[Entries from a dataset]
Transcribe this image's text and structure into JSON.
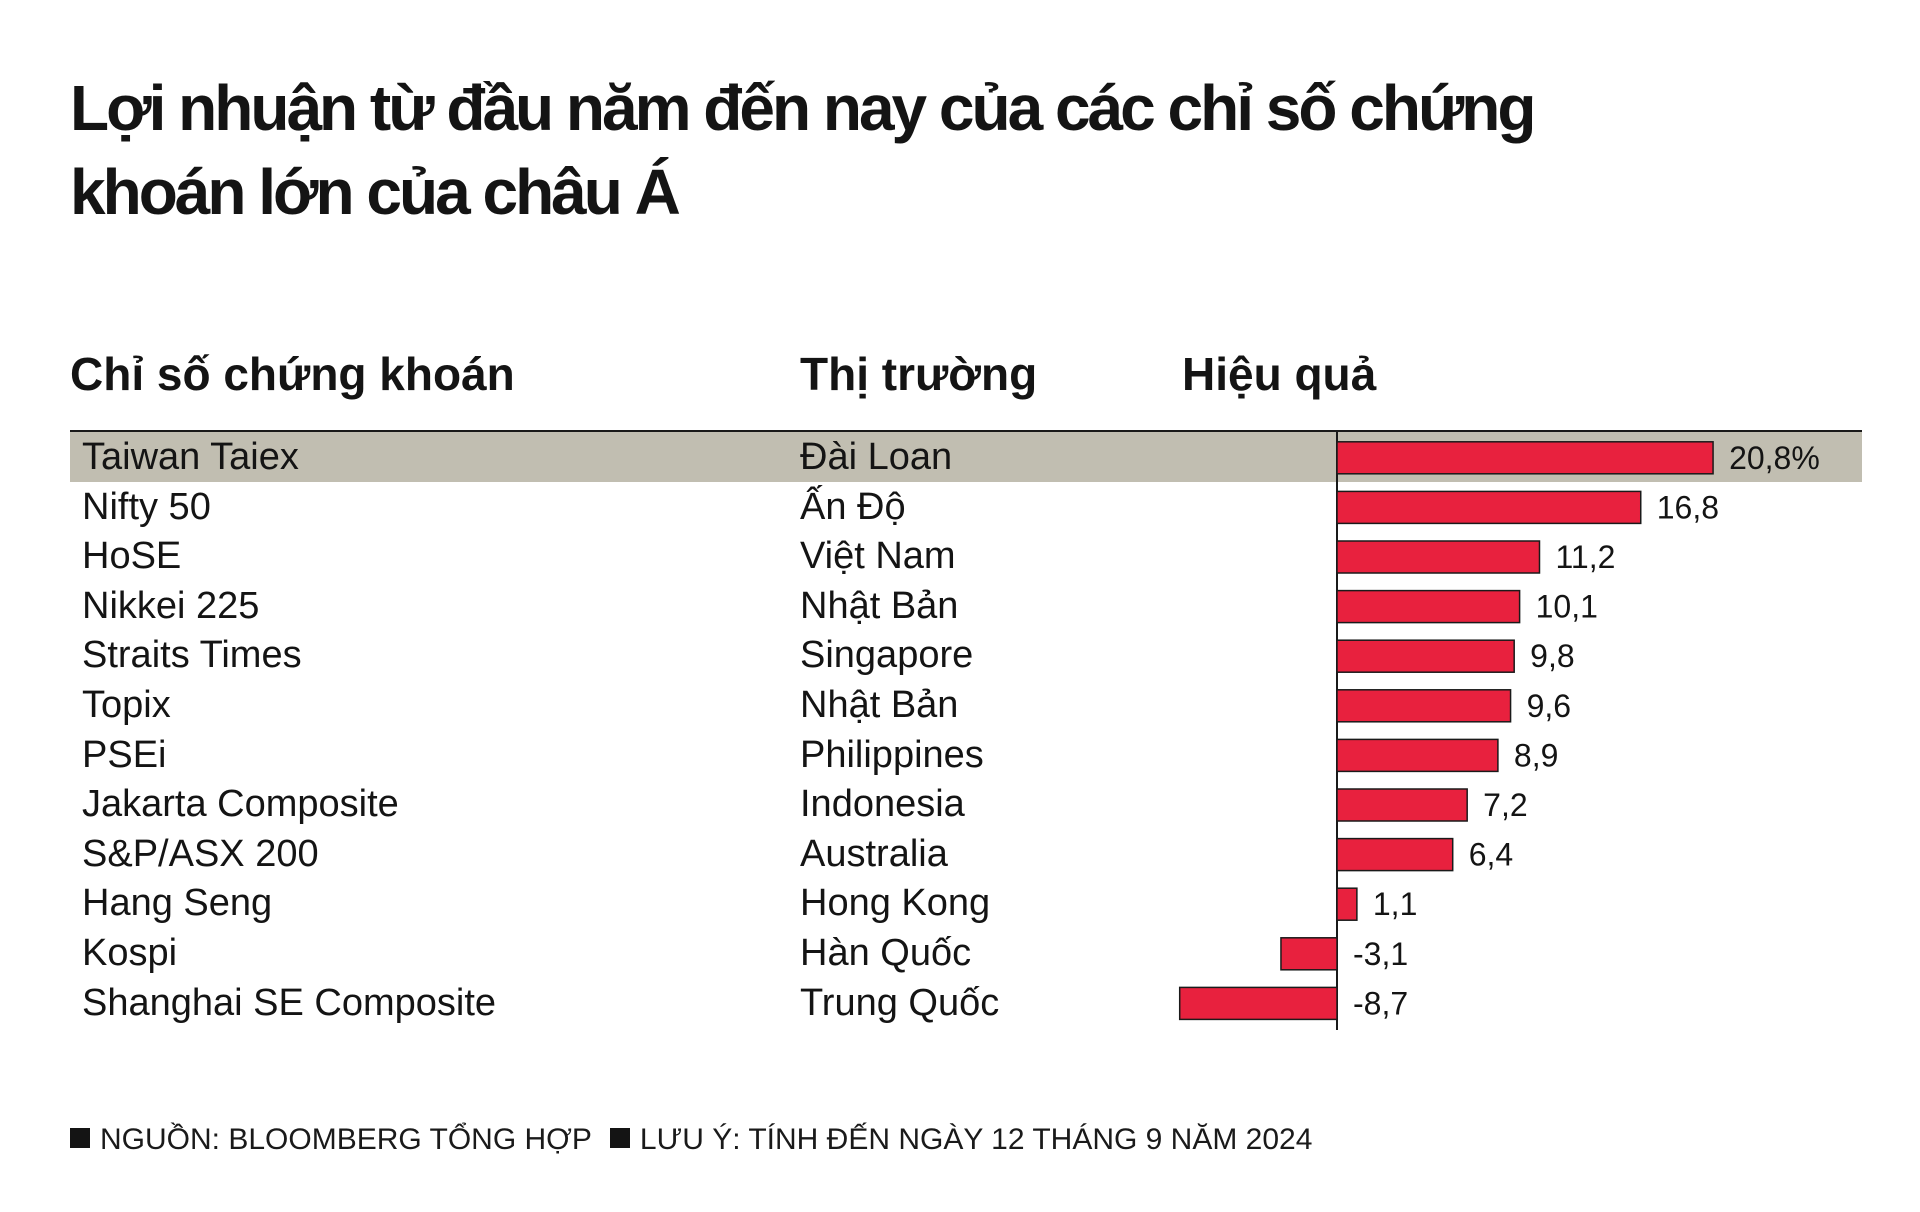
{
  "title": "Lợi nhuận từ đầu năm đến nay của các chỉ số chứng khoán lớn của châu Á",
  "headers": {
    "index": "Chỉ số chứng khoán",
    "market": "Thị trường",
    "performance": "Hiệu quả"
  },
  "rows": [
    {
      "index": "Taiwan Taiex",
      "market": "Đài Loan",
      "value_label": "20,8%",
      "highlight": true
    },
    {
      "index": "Nifty 50",
      "market": "Ấn Độ",
      "value_label": "16,8"
    },
    {
      "index": "HoSE",
      "market": "Việt Nam",
      "value_label": "11,2"
    },
    {
      "index": "Nikkei 225",
      "market": "Nhật Bản",
      "value_label": "10,1"
    },
    {
      "index": "Straits Times",
      "market": "Singapore",
      "value_label": "9,8"
    },
    {
      "index": "Topix",
      "market": "Nhật Bản",
      "value_label": "9,6"
    },
    {
      "index": "PSEi",
      "market": "Philippines",
      "value_label": "8,9"
    },
    {
      "index": "Jakarta Composite",
      "market": "Indonesia",
      "value_label": "7,2"
    },
    {
      "index": "S&P/ASX 200",
      "market": "Australia",
      "value_label": "6,4"
    },
    {
      "index": "Hang Seng",
      "market": "Hong Kong",
      "value_label": "1,1"
    },
    {
      "index": "Kospi",
      "market": "Hàn Quốc",
      "value_label": "-3,1"
    },
    {
      "index": "Shanghai SE Composite",
      "market": "Trung Quốc",
      "value_label": "-8,7"
    }
  ],
  "chart_data": {
    "type": "bar",
    "orientation": "horizontal",
    "categories": [
      "Taiwan Taiex",
      "Nifty 50",
      "HoSE",
      "Nikkei 225",
      "Straits Times",
      "Topix",
      "PSEi",
      "Jakarta Composite",
      "S&P/ASX 200",
      "Hang Seng",
      "Kospi",
      "Shanghai SE Composite"
    ],
    "values": [
      20.8,
      16.8,
      11.2,
      10.1,
      9.8,
      9.6,
      8.9,
      7.2,
      6.4,
      1.1,
      -3.1,
      -8.7
    ],
    "unit": "%",
    "xlim": [
      -8.7,
      20.8
    ],
    "bar_color": "#e8213e",
    "grid": false
  },
  "footer": {
    "source": "NGUỒN: BLOOMBERG TỔNG HỢP",
    "note": "LƯU Ý: TÍNH ĐẾN NGÀY 12 THÁNG 9 NĂM 2024"
  }
}
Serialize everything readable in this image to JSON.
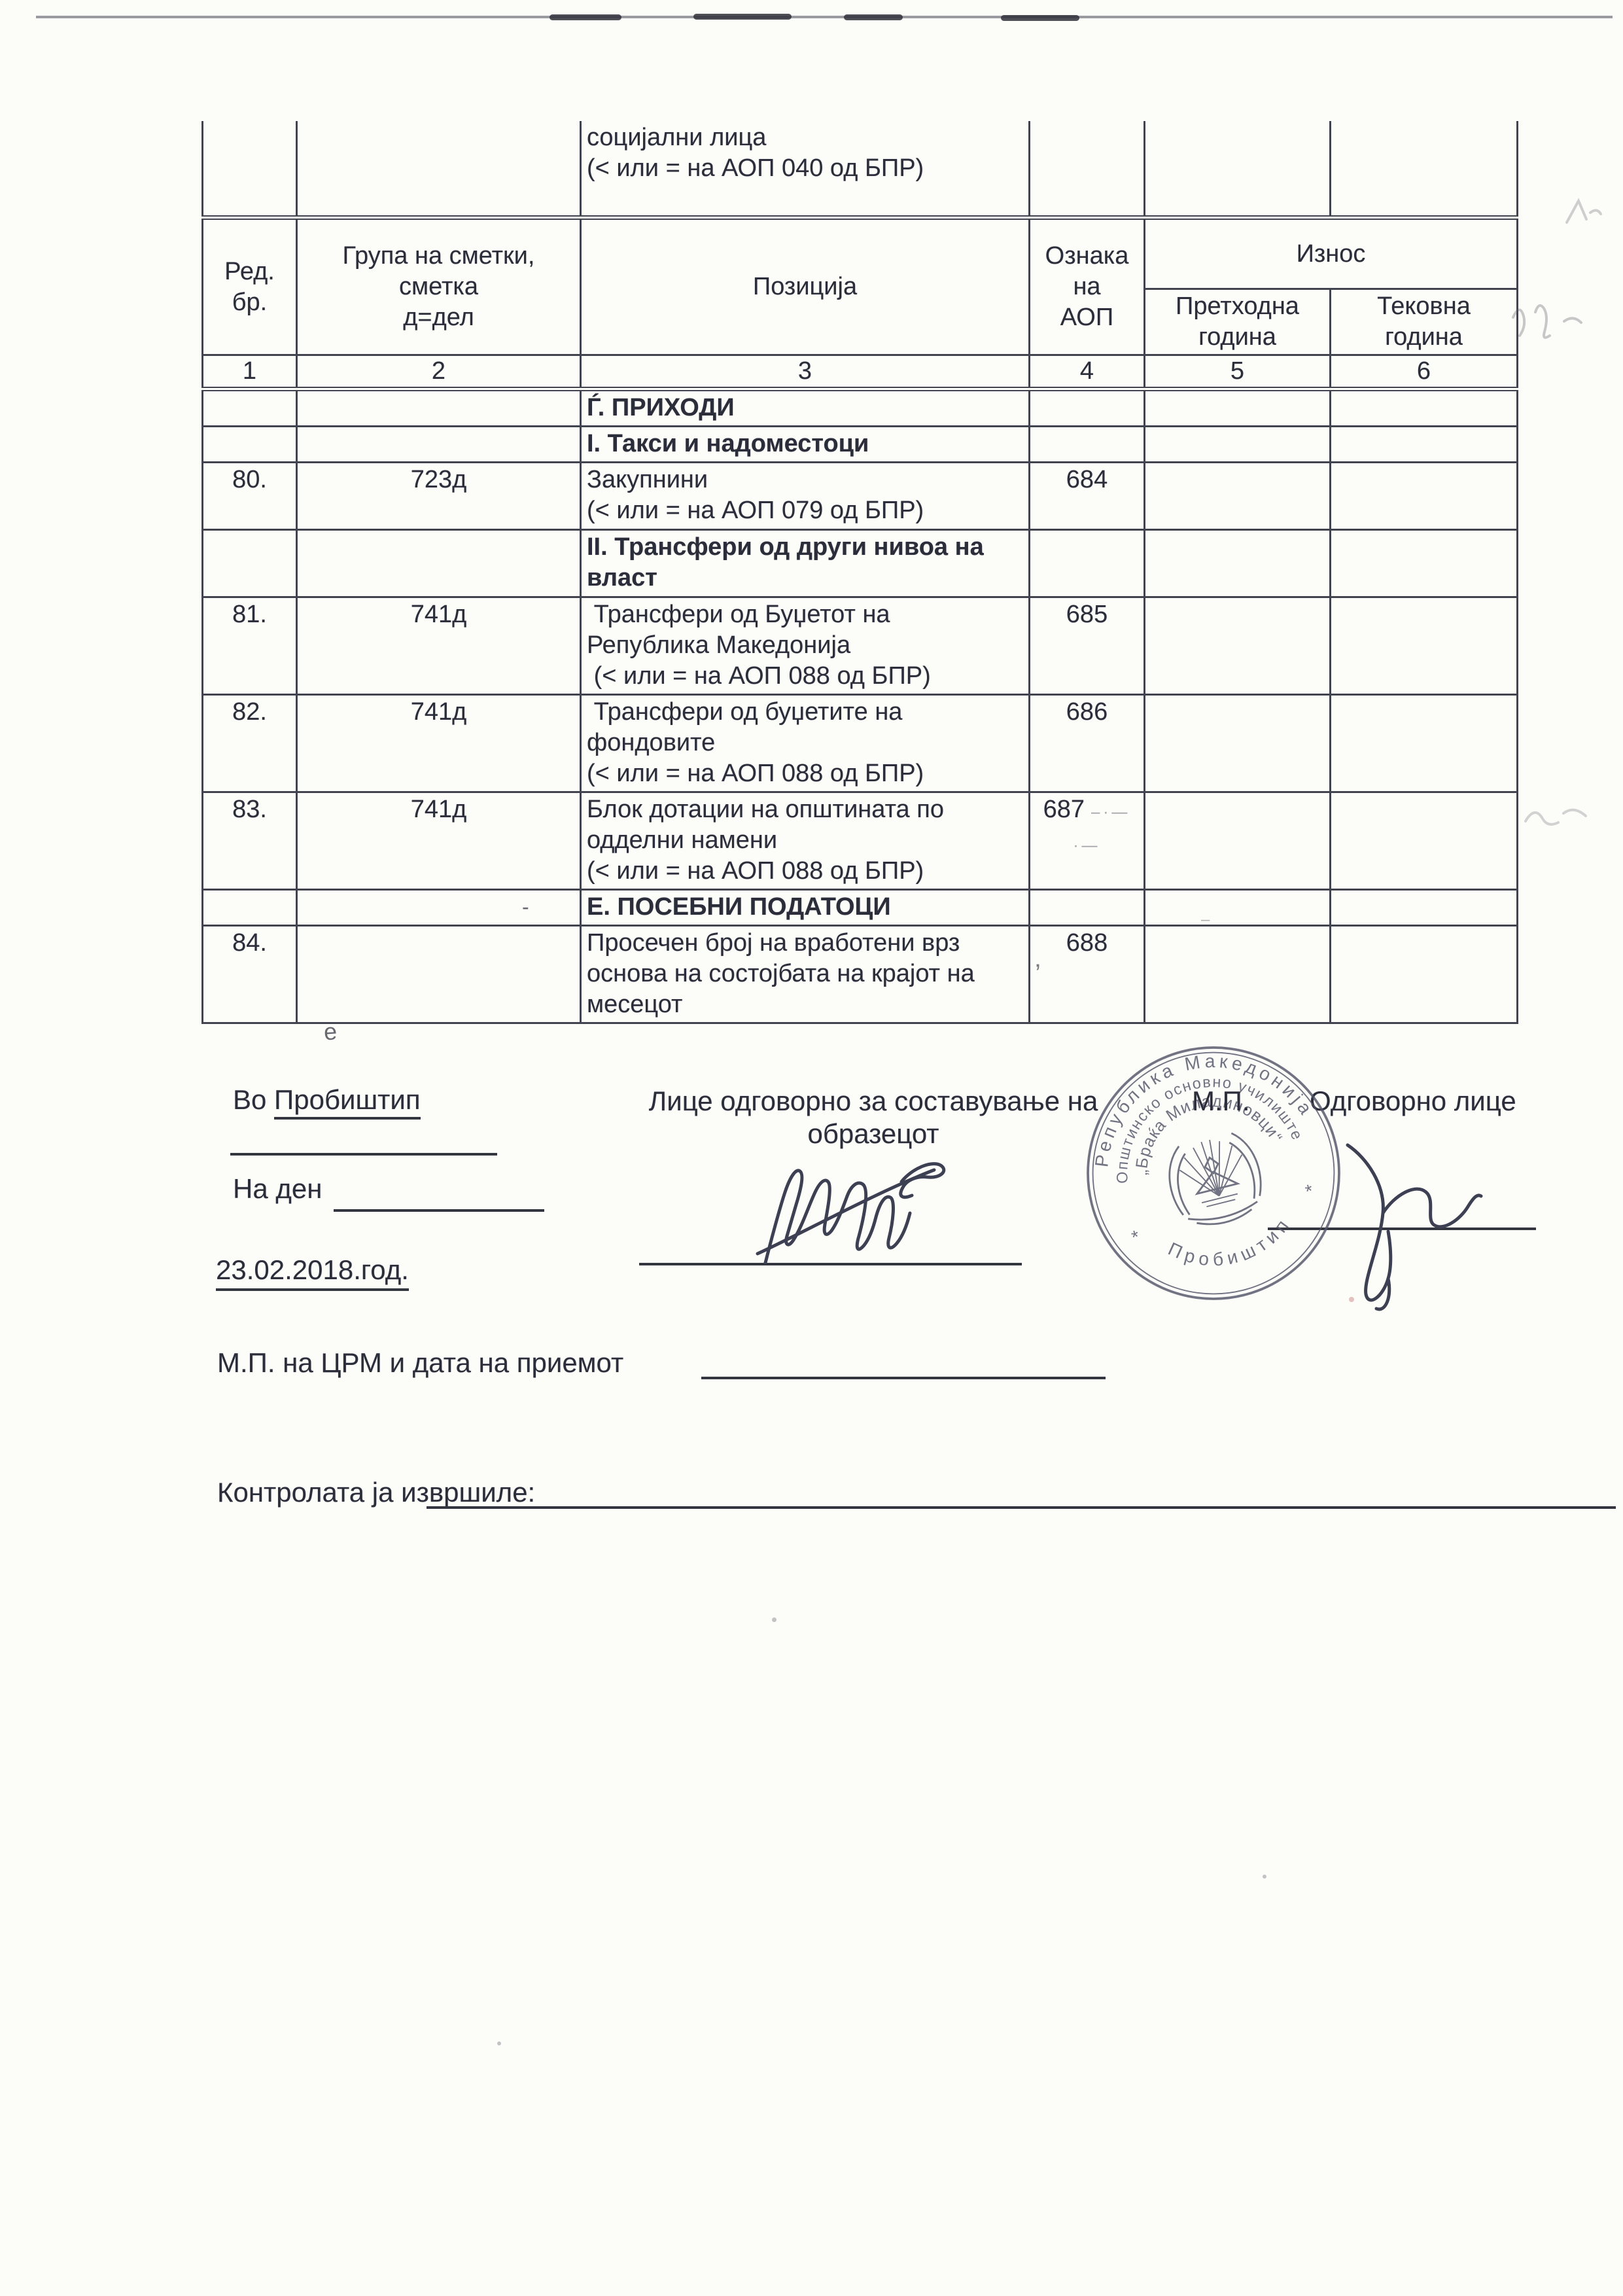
{
  "table": {
    "partial_row": {
      "position_lines": [
        "социјални лица",
        "(< или = на АОП 040 од БПР)"
      ]
    },
    "header": {
      "col1": "Ред.\nбр.",
      "col2": "Група на сметки,\nсметка\nд=дел",
      "col3": "Позиција",
      "col4": "Ознака\nна\nАОП",
      "amount": "Износ",
      "amount_prev": "Претходна\nгодина",
      "amount_curr": "Тековна\nгодина"
    },
    "numbers_row": [
      "1",
      "2",
      "3",
      "4",
      "5",
      "6"
    ],
    "rows": [
      {
        "no": "",
        "group": "",
        "pos": [
          "Ѓ. ПРИХОДИ"
        ],
        "aop": "",
        "prev": "",
        "curr": "",
        "bold": true,
        "lines": 1
      },
      {
        "no": "",
        "group": "",
        "pos": [
          "I. Такси и надоместоци"
        ],
        "aop": "",
        "prev": "",
        "curr": "",
        "bold": true,
        "lines": 1
      },
      {
        "no": "80.",
        "group": "723д",
        "pos": [
          "Закупнини",
          "(< или = на АОП 079 од БПР)"
        ],
        "aop": "684",
        "prev": "",
        "curr": "",
        "lines": 2
      },
      {
        "no": "",
        "group": "",
        "pos": [
          "II. Трансфери од други нивоа на",
          "власт"
        ],
        "aop": "",
        "prev": "",
        "curr": "",
        "bold": true,
        "lines": 2
      },
      {
        "no": "81.",
        "group": "741д",
        "pos": [
          " Трансфери од Буџетот на",
          "Република Македонија",
          " (< или = на АОП 088 од БПР)"
        ],
        "aop": "685",
        "prev": "",
        "curr": "",
        "lines": 3
      },
      {
        "no": "82.",
        "group": "741д",
        "pos": [
          " Трансфери од буџетите на",
          "фондовите",
          "(< или = на АОП 088 од БПР)"
        ],
        "aop": "686",
        "prev": "",
        "curr": "",
        "lines": 3
      },
      {
        "no": "83.",
        "group": "741д",
        "group_bottom": true,
        "pos": [
          "Блок дотации на општината по",
          "одделни намени",
          "(< или = на АОП 088 од БПР)"
        ],
        "aop": "687",
        "aop_artifact": "–·— ·—",
        "prev": "",
        "curr": "",
        "lines": 3
      },
      {
        "no": "",
        "group": "",
        "pos": [
          "Е. ПОСЕБНИ ПОДАТОЦИ"
        ],
        "aop": "",
        "prev": "",
        "curr": "",
        "bold": true,
        "lines": 1
      },
      {
        "no": "84.",
        "group": "",
        "pos": [
          "Просечен број на вработени врз",
          "основа на состојбата на крајот на",
          "месецот"
        ],
        "aop": "688",
        "prev": "",
        "curr": "",
        "lines": 3
      }
    ]
  },
  "footer": {
    "place_label": "Во ",
    "place_value": "Пробиштип",
    "on_day_label": "На ден",
    "date_value": "23.02.2018.год.",
    "responsible_center_l1": "Лице одговорно за составување на",
    "responsible_center_l2": "образецот",
    "mp_label": "М.П.",
    "responsible_right": "Одговорно лице",
    "crm_label": "М.П. на ЦРМ и дата на приемот",
    "control_label": "Контролата ја извршиле:"
  },
  "stamp": {
    "ring_outer": "Република Македонија",
    "ring_middle": "Општинско основно училиште",
    "ring_inner": "„Браќа Миладиновци“",
    "bottom": "Пробиштип",
    "star": "*"
  },
  "artifacts": {
    "stray_letter": "е",
    "apostrophe": "’",
    "row84_dash": "-",
    "row84_dot": "–"
  },
  "colors": {
    "ink": "#2b2e3a",
    "border": "#41444f",
    "line": "#33353f",
    "stamp": "#53556a"
  }
}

Written request: List each line holding the string "this".

Written response:
Transcribe this image's text and structure into JSON.
Serialize everything readable in this image to JSON.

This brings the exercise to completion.